[Saved entries]
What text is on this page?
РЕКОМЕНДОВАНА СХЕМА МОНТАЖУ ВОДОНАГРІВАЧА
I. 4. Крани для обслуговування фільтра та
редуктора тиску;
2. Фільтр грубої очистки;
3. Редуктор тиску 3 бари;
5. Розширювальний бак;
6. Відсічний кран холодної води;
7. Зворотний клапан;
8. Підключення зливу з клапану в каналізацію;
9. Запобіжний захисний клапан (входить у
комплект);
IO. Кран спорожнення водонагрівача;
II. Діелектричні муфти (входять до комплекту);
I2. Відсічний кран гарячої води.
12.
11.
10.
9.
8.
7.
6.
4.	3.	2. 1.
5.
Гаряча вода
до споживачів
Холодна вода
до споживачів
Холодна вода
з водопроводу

-- Your objective --
Report how many lines of the entries hold the string "Відсічний". Provide the number alone.

-- Complete answer --
2